● SUPPLIED ENTRIES:
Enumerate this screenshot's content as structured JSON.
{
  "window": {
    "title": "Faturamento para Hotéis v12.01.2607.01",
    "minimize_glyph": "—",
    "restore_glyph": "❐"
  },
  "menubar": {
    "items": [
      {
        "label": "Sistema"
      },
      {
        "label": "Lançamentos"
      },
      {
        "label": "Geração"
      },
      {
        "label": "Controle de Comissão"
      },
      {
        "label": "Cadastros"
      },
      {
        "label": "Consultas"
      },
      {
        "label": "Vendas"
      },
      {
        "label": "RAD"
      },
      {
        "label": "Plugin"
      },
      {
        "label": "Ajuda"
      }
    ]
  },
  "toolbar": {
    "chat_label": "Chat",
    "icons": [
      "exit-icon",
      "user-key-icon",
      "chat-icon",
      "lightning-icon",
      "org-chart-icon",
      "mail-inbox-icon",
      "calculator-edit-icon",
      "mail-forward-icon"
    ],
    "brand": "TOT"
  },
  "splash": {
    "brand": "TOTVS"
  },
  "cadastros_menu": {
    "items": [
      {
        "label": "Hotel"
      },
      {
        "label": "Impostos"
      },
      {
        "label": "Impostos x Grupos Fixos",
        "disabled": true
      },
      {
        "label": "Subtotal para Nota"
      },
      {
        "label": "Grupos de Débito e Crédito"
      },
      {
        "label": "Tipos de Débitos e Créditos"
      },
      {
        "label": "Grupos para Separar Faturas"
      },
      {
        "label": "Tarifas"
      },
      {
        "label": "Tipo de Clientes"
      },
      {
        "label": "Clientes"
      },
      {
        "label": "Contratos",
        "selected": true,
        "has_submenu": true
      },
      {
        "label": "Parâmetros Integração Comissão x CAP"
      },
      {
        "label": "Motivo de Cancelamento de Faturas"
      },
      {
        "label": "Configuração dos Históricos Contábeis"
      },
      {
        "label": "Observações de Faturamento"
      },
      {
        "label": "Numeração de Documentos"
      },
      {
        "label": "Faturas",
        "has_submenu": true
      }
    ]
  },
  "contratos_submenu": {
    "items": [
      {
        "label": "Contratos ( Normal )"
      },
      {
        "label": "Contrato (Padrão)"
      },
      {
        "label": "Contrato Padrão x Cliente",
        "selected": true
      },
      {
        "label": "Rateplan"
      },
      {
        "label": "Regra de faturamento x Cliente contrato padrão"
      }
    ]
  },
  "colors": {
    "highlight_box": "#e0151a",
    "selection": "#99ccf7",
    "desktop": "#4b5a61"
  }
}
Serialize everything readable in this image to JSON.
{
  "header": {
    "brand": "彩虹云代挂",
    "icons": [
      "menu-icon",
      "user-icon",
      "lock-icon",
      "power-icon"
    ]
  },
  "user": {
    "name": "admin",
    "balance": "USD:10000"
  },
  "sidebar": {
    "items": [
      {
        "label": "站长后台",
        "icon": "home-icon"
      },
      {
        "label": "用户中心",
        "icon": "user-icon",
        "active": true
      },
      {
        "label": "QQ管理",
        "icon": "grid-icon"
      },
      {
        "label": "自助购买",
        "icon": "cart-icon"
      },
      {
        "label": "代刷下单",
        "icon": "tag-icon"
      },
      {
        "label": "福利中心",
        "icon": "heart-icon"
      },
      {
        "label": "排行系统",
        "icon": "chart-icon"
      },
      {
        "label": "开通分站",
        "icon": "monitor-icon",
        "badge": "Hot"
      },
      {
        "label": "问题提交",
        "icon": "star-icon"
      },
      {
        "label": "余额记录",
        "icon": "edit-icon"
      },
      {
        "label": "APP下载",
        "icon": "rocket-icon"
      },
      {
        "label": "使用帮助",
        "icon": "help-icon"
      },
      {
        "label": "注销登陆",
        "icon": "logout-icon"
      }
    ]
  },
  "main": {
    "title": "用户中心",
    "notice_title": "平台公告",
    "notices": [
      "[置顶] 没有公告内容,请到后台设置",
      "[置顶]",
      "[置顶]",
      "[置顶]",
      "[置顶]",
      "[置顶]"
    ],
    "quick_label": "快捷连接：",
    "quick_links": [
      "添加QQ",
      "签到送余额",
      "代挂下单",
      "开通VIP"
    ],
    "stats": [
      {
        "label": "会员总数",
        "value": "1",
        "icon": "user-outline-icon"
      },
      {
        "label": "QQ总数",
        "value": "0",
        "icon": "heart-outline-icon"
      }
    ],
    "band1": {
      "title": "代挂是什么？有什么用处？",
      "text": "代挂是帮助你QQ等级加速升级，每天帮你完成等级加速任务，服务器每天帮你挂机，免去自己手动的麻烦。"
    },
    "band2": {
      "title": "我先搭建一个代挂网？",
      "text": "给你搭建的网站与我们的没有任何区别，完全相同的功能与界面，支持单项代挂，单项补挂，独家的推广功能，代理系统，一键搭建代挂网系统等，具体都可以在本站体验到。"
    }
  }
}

● JOB: All of the data above should be transcribed exactly.

● TASK RESPONSE:
Enumerate this screenshot's content as structured JSON.
{
  "window": {
    "title": "Faturamento para Hotéis v12.01.2607.01",
    "minimize_glyph": "—",
    "restore_glyph": "❐"
  },
  "menubar": {
    "items": [
      {
        "label": "Sistema"
      },
      {
        "label": "Lançamentos"
      },
      {
        "label": "Geração"
      },
      {
        "label": "Controle de Comissão"
      },
      {
        "label": "Cadastros"
      },
      {
        "label": "Consultas"
      },
      {
        "label": "Vendas"
      },
      {
        "label": "RAD"
      },
      {
        "label": "Plugin"
      },
      {
        "label": "Ajuda"
      }
    ]
  },
  "toolbar": {
    "chat_label": "Chat",
    "icons": [
      "exit-icon",
      "user-key-icon",
      "chat-icon",
      "lightning-icon",
      "org-chart-icon",
      "mail-inbox-icon",
      "calculator-edit-icon",
      "mail-forward-icon"
    ],
    "brand": "TOT"
  },
  "splash": {
    "brand": "TOTVS"
  },
  "cadastros_menu": {
    "items": [
      {
        "label": "Hotel"
      },
      {
        "label": "Impostos"
      },
      {
        "label": "Impostos x Grupos Fixos",
        "disabled": true
      },
      {
        "label": "Subtotal para Nota"
      },
      {
        "label": "Grupos de Débito e Crédito"
      },
      {
        "label": "Tipos de Débitos e Créditos"
      },
      {
        "label": "Grupos para Separar Faturas"
      },
      {
        "label": "Tarifas"
      },
      {
        "label": "Tipo de Clientes"
      },
      {
        "label": "Clientes"
      },
      {
        "label": "Contratos",
        "selected": true,
        "has_submenu": true
      },
      {
        "label": "Parâmetros Integração Comissão x CAP"
      },
      {
        "label": "Motivo de Cancelamento de Faturas"
      },
      {
        "label": "Configuração dos Históricos Contábeis"
      },
      {
        "label": "Observações de Faturamento"
      },
      {
        "label": "Numeração de Documentos"
      },
      {
        "label": "Faturas",
        "has_submenu": true
      }
    ]
  },
  "contratos_submenu": {
    "items": [
      {
        "label": "Contratos ( Normal )"
      },
      {
        "label": "Contrato (Padrão)"
      },
      {
        "label": "Contrato Padrão x Cliente",
        "selected": true
      },
      {
        "label": "Rateplan"
      },
      {
        "label": "Regra de faturamento x Cliente contrato padrão"
      }
    ]
  },
  "colors": {
    "highlight_box": "#e0151a",
    "selection": "#99ccf7",
    "desktop": "#4b5a61"
  }
}
Serialize everything readable in this image to JSON.
{
  "header": {
    "brand": "彩虹云代挂",
    "icons": [
      "menu-icon",
      "user-icon",
      "lock-icon",
      "power-icon"
    ]
  },
  "user": {
    "name": "admin",
    "balance": "USD:10000"
  },
  "sidebar": {
    "items": [
      {
        "label": "站长后台",
        "icon": "home-icon"
      },
      {
        "label": "用户中心",
        "icon": "user-icon",
        "active": true
      },
      {
        "label": "QQ管理",
        "icon": "grid-icon"
      },
      {
        "label": "自助购买",
        "icon": "cart-icon"
      },
      {
        "label": "代刷下单",
        "icon": "tag-icon"
      },
      {
        "label": "福利中心",
        "icon": "heart-icon"
      },
      {
        "label": "排行系统",
        "icon": "chart-icon"
      },
      {
        "label": "开通分站",
        "icon": "monitor-icon",
        "badge": "Hot"
      },
      {
        "label": "问题提交",
        "icon": "star-icon"
      },
      {
        "label": "余额记录",
        "icon": "edit-icon"
      },
      {
        "label": "APP下载",
        "icon": "rocket-icon"
      },
      {
        "label": "使用帮助",
        "icon": "help-icon"
      },
      {
        "label": "注销登陆",
        "icon": "logout-icon"
      }
    ]
  },
  "main": {
    "title": "用户中心",
    "notice_title": "平台公告",
    "notices": [
      "[置顶] 没有公告内容,请到后台设置",
      "[置顶]",
      "[置顶]",
      "[置顶]",
      "[置顶]",
      "[置顶]"
    ],
    "quick_label": "快捷连接：",
    "quick_links": [
      "添加QQ",
      "签到送余额",
      "代挂下单",
      "开通VIP"
    ],
    "stats": [
      {
        "label": "会员总数",
        "value": "1",
        "icon": "user-outline-icon"
      },
      {
        "label": "QQ总数",
        "value": "0",
        "icon": "heart-outline-icon"
      }
    ],
    "band1": {
      "title": "代挂是什么？有什么用处？",
      "text": "代挂是帮助你QQ等级加速升级，每天帮你完成等级加速任务，服务器每天帮你挂机，免去自己手动的麻烦。"
    },
    "band2": {
      "title": "我先搭建一个代挂网？",
      "text": "给你搭建的网站与我们的没有任何区别，完全相同的功能与界面，支持单项代挂，单项补挂，独家的推广功能，代理系统，一键搭建代挂网系统等，具体都可以在本站体验到。"
    }
  }
}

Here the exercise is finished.